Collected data
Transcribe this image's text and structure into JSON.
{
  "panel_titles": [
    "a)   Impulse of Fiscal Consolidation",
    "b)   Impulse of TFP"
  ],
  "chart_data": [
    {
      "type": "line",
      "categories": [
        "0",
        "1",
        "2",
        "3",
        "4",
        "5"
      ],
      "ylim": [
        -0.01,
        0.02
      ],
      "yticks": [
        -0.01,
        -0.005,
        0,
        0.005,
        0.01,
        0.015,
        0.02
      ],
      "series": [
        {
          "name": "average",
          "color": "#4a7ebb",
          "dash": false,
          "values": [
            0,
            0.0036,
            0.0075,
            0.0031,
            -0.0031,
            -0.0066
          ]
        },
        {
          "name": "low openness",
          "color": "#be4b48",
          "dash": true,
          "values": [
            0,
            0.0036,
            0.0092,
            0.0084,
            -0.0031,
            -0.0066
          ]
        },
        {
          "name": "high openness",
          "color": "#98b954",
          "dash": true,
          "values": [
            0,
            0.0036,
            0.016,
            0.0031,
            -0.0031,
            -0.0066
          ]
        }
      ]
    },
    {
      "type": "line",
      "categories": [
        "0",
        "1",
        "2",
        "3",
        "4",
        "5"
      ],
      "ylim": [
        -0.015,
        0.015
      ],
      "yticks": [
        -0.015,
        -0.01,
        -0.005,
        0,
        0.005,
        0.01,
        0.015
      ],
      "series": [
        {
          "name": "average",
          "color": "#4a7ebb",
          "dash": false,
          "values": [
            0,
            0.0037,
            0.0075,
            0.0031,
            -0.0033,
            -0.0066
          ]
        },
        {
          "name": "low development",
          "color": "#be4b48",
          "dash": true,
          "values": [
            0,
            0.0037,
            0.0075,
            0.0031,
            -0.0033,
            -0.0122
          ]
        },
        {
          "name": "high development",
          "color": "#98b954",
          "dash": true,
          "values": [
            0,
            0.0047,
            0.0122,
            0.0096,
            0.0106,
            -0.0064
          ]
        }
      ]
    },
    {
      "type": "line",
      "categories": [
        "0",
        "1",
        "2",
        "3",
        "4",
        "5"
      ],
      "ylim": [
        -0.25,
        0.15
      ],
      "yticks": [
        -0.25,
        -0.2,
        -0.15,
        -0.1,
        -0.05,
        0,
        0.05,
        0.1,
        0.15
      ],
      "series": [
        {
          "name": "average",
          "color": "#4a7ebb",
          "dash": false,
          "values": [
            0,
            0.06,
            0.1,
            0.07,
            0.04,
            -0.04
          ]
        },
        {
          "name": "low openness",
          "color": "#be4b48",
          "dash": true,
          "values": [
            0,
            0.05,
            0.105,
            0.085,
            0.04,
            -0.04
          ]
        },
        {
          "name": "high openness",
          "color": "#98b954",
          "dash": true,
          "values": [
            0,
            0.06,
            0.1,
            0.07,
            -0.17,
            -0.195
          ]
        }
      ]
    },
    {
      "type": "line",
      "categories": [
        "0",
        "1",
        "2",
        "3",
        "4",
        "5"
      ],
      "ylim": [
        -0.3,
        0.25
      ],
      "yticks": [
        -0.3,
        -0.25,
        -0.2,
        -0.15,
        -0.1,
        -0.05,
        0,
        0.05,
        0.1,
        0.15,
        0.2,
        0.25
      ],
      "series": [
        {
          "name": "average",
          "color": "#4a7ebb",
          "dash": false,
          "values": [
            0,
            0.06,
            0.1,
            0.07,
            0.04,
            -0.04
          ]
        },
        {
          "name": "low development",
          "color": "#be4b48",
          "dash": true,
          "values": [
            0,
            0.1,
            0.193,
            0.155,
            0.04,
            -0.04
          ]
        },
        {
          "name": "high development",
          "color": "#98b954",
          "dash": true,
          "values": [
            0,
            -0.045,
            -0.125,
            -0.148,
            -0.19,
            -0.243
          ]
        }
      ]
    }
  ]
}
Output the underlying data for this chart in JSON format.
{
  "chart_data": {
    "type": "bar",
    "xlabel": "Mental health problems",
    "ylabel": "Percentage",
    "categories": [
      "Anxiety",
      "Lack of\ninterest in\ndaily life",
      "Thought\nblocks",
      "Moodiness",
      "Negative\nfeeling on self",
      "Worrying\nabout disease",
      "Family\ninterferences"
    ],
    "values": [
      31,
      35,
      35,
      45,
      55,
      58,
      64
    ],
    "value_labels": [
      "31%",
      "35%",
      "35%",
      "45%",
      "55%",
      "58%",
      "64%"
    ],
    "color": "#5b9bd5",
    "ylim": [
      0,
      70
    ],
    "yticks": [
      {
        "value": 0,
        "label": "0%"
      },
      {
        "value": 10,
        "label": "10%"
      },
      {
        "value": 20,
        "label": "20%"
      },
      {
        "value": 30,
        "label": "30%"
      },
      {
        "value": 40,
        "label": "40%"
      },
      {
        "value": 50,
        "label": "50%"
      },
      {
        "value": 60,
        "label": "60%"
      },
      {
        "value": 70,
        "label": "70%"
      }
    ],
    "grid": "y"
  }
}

# REQUIREMENTS
Everything in the listing above should be restated exactly.

# EXERCISE ANSWER
Transcribe this image's text and structure into JSON.
{
  "panel_titles": [
    "a)   Impulse of Fiscal Consolidation",
    "b)   Impulse of TFP"
  ],
  "chart_data": [
    {
      "type": "line",
      "categories": [
        "0",
        "1",
        "2",
        "3",
        "4",
        "5"
      ],
      "ylim": [
        -0.01,
        0.02
      ],
      "yticks": [
        -0.01,
        -0.005,
        0,
        0.005,
        0.01,
        0.015,
        0.02
      ],
      "series": [
        {
          "name": "average",
          "color": "#4a7ebb",
          "dash": false,
          "values": [
            0,
            0.0036,
            0.0075,
            0.0031,
            -0.0031,
            -0.0066
          ]
        },
        {
          "name": "low openness",
          "color": "#be4b48",
          "dash": true,
          "values": [
            0,
            0.0036,
            0.0092,
            0.0084,
            -0.0031,
            -0.0066
          ]
        },
        {
          "name": "high openness",
          "color": "#98b954",
          "dash": true,
          "values": [
            0,
            0.0036,
            0.016,
            0.0031,
            -0.0031,
            -0.0066
          ]
        }
      ]
    },
    {
      "type": "line",
      "categories": [
        "0",
        "1",
        "2",
        "3",
        "4",
        "5"
      ],
      "ylim": [
        -0.015,
        0.015
      ],
      "yticks": [
        -0.015,
        -0.01,
        -0.005,
        0,
        0.005,
        0.01,
        0.015
      ],
      "series": [
        {
          "name": "average",
          "color": "#4a7ebb",
          "dash": false,
          "values": [
            0,
            0.0037,
            0.0075,
            0.0031,
            -0.0033,
            -0.0066
          ]
        },
        {
          "name": "low development",
          "color": "#be4b48",
          "dash": true,
          "values": [
            0,
            0.0037,
            0.0075,
            0.0031,
            -0.0033,
            -0.0122
          ]
        },
        {
          "name": "high development",
          "color": "#98b954",
          "dash": true,
          "values": [
            0,
            0.0047,
            0.0122,
            0.0096,
            0.0106,
            -0.0064
          ]
        }
      ]
    },
    {
      "type": "line",
      "categories": [
        "0",
        "1",
        "2",
        "3",
        "4",
        "5"
      ],
      "ylim": [
        -0.25,
        0.15
      ],
      "yticks": [
        -0.25,
        -0.2,
        -0.15,
        -0.1,
        -0.05,
        0,
        0.05,
        0.1,
        0.15
      ],
      "series": [
        {
          "name": "average",
          "color": "#4a7ebb",
          "dash": false,
          "values": [
            0,
            0.06,
            0.1,
            0.07,
            0.04,
            -0.04
          ]
        },
        {
          "name": "low openness",
          "color": "#be4b48",
          "dash": true,
          "values": [
            0,
            0.05,
            0.105,
            0.085,
            0.04,
            -0.04
          ]
        },
        {
          "name": "high openness",
          "color": "#98b954",
          "dash": true,
          "values": [
            0,
            0.06,
            0.1,
            0.07,
            -0.17,
            -0.195
          ]
        }
      ]
    },
    {
      "type": "line",
      "categories": [
        "0",
        "1",
        "2",
        "3",
        "4",
        "5"
      ],
      "ylim": [
        -0.3,
        0.25
      ],
      "yticks": [
        -0.3,
        -0.25,
        -0.2,
        -0.15,
        -0.1,
        -0.05,
        0,
        0.05,
        0.1,
        0.15,
        0.2,
        0.25
      ],
      "series": [
        {
          "name": "average",
          "color": "#4a7ebb",
          "dash": false,
          "values": [
            0,
            0.06,
            0.1,
            0.07,
            0.04,
            -0.04
          ]
        },
        {
          "name": "low development",
          "color": "#be4b48",
          "dash": true,
          "values": [
            0,
            0.1,
            0.193,
            0.155,
            0.04,
            -0.04
          ]
        },
        {
          "name": "high development",
          "color": "#98b954",
          "dash": true,
          "values": [
            0,
            -0.045,
            -0.125,
            -0.148,
            -0.19,
            -0.243
          ]
        }
      ]
    }
  ]
}
Output the underlying data for this chart in JSON format.
{
  "chart_data": {
    "type": "bar",
    "xlabel": "Mental health problems",
    "ylabel": "Percentage",
    "categories": [
      "Anxiety",
      "Lack of\ninterest in\ndaily life",
      "Thought\nblocks",
      "Moodiness",
      "Negative\nfeeling on self",
      "Worrying\nabout disease",
      "Family\ninterferences"
    ],
    "values": [
      31,
      35,
      35,
      45,
      55,
      58,
      64
    ],
    "value_labels": [
      "31%",
      "35%",
      "35%",
      "45%",
      "55%",
      "58%",
      "64%"
    ],
    "color": "#5b9bd5",
    "ylim": [
      0,
      70
    ],
    "yticks": [
      {
        "value": 0,
        "label": "0%"
      },
      {
        "value": 10,
        "label": "10%"
      },
      {
        "value": 20,
        "label": "20%"
      },
      {
        "value": 30,
        "label": "30%"
      },
      {
        "value": 40,
        "label": "40%"
      },
      {
        "value": 50,
        "label": "50%"
      },
      {
        "value": 60,
        "label": "60%"
      },
      {
        "value": 70,
        "label": "70%"
      }
    ],
    "grid": "y"
  }
}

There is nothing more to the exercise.